_Exercise brief_
Return all lines where the word "name" can be found.

_Information given_
>> START

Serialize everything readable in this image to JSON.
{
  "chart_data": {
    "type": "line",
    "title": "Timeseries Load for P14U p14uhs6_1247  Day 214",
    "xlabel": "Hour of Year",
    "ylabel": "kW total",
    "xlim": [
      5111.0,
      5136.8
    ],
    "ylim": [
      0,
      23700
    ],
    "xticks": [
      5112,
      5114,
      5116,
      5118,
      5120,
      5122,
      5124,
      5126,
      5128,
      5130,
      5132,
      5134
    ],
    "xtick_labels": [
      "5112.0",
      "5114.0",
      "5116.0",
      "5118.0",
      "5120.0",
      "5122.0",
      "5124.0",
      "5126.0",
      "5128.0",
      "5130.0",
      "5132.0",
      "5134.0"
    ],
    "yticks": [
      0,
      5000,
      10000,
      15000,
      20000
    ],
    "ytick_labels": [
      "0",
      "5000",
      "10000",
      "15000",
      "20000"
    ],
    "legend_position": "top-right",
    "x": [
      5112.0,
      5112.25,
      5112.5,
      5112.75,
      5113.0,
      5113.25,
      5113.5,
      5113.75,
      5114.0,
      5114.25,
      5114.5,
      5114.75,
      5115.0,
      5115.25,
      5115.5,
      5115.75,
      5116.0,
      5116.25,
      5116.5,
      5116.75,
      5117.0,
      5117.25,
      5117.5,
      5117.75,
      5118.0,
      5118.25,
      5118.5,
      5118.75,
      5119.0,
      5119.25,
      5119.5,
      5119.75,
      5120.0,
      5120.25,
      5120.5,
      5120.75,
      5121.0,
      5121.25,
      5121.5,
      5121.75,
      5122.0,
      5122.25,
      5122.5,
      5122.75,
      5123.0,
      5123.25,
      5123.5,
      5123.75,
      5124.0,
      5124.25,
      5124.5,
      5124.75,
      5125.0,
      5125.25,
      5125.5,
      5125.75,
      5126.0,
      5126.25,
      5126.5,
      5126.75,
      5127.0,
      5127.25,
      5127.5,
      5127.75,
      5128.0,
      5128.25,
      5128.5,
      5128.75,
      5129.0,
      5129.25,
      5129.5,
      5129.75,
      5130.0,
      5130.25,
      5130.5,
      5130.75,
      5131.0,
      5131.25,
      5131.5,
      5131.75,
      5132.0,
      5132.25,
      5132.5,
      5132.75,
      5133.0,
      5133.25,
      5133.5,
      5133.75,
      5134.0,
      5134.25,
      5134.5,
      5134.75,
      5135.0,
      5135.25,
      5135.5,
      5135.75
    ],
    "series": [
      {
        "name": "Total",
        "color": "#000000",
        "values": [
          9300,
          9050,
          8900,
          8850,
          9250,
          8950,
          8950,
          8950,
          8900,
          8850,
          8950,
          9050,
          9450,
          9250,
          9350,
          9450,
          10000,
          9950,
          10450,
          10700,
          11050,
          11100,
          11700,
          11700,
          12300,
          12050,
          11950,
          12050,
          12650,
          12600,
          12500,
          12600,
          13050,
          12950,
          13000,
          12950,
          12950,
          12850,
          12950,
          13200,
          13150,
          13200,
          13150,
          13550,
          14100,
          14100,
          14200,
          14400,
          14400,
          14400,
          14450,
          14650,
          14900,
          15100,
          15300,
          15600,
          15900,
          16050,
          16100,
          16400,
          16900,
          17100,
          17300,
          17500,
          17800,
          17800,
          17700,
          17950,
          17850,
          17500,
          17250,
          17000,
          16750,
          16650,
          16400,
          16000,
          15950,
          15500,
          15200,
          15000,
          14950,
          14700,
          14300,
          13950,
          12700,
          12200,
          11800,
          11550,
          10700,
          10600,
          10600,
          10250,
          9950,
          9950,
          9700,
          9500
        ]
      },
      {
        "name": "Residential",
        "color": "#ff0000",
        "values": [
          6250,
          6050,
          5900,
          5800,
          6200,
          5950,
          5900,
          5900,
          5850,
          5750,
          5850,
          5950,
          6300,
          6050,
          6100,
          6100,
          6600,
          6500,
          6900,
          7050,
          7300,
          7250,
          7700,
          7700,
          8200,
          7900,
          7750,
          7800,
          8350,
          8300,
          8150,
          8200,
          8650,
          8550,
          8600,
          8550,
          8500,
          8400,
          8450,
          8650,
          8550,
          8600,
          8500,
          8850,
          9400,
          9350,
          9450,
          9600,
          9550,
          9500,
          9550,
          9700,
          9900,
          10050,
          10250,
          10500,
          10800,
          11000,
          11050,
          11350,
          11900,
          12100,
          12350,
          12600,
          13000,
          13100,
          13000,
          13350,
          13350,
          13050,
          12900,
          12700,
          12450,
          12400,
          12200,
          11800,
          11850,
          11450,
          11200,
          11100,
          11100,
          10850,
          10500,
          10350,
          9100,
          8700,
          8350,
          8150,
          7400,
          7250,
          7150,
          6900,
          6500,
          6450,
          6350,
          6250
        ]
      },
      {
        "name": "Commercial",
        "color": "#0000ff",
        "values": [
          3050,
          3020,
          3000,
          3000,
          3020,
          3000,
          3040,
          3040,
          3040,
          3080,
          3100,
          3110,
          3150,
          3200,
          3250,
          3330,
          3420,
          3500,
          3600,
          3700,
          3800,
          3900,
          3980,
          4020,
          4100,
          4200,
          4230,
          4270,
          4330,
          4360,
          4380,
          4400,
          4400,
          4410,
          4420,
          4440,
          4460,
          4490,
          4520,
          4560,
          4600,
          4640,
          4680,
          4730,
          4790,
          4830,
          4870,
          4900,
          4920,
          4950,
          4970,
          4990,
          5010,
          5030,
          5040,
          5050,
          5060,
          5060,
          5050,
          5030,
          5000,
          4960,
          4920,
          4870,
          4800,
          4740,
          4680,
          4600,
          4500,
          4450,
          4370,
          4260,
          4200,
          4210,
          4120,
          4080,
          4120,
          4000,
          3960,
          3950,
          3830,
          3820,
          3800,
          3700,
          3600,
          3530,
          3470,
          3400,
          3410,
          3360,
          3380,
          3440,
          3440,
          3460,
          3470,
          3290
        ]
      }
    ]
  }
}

>> END

_Exercise solution_
        "name": "Total",
        "name": "Residential",
        "name": "Commercial",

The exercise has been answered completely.